### Do this
Copy out all lines that carry the word "nemocnici".

### Given records

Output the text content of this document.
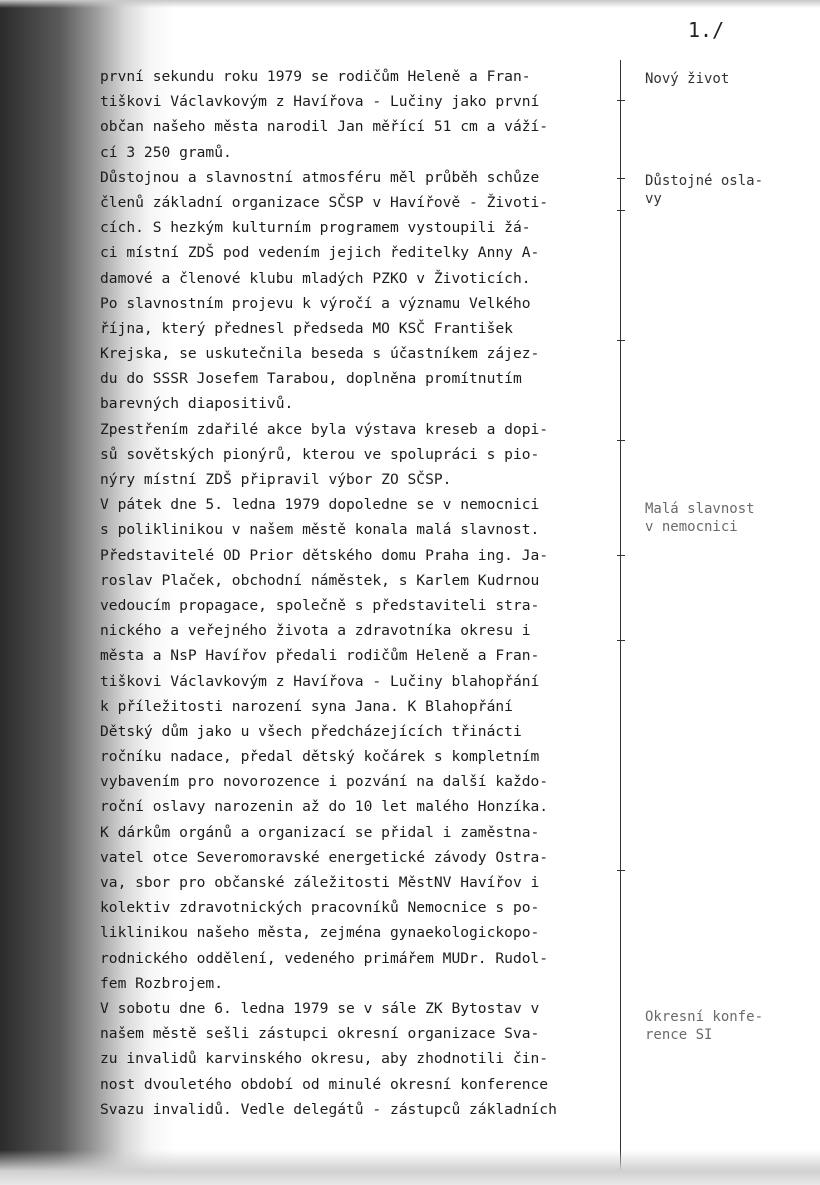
1./
první sekundu roku 1979 se rodičům Heleně a Fran-
tiškovi Václavkovým z Havířova - Lučiny jako první
občan našeho města narodil Jan měřící 51 cm a váží-
cí 3 250 gramů.
Důstojnou a slavnostní atmosféru měl průběh schůze
členů základní organizace SČSP v Havířově - Životi-
cích. S hezkým kulturním programem vystoupili žá-
ci místní ZDŠ pod vedením jejich ředitelky Anny A-
damové a členové klubu mladých PZKO v Životicích.
Po slavnostním projevu k výročí a významu Velkého
října, který přednesl předseda MO KSČ František
Krejska, se uskutečnila beseda s účastníkem zájez-
du do SSSR Josefem Tarabou, doplněna promítnutím
barevných diapositivů.
Zpestřením zdařilé akce byla výstava kreseb a dopi-
sů sovětských pionýrů, kterou ve spolupráci s pio-
nýry místní ZDŠ připravil výbor ZO SČSP.
V pátek dne 5. ledna 1979 dopoledne se v nemocnici
s poliklinikou v našem městě konala malá slavnost.
Představitelé OD Prior dětského domu Praha ing. Ja-
roslav Plaček, obchodní náměstek, s Karlem Kudrnou
vedoucím propagace, společně s představiteli stra-
nického a veřejného života a zdravotníka okresu i
města a NsP Havířov předali rodičům Heleně a Fran-
tiškovi Václavkovým z Havířova - Lučiny blahopřání
k příležitosti narození syna Jana. K Blahopřání
Dětský dům jako u všech předcházejících třinácti
ročníku nadace, předal dětský kočárek s kompletním
vybavením pro novorozence i pozvání na další každo-
roční oslavy narozenin až do 10 let malého Honzíka.
K dárkům orgánů a organizací se přidal i zaměstna-
vatel otce Severomoravské energetické závody Ostra-
va, sbor pro občanské záležitosti MěstNV Havířov i
kolektiv zdravotnických pracovníků Nemocnice s po-
liklinikou našeho města, zejména gynaekologickopo-
rodnického oddělení, vedeného primářem MUDr. Rudol-
fem Rozbrojem.
V sobotu dne 6. ledna 1979 se v sále ZK Bytostav v
našem městě sešli zástupci okresní organizace Sva-
zu invalidů karvinského okresu, aby zhodnotili čin-
nost dvouletého období od minulé okresní konference
Svazu invalidů. Vedle delegátů - zástupců základních
Nový život
Důstojné osla-
vy
Malá slavnost
v nemocnici
Okresní konfe-
rence SI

### Answer below
V pátek dne 5. ledna 1979 dopoledne se v nemocnici
v nemocnici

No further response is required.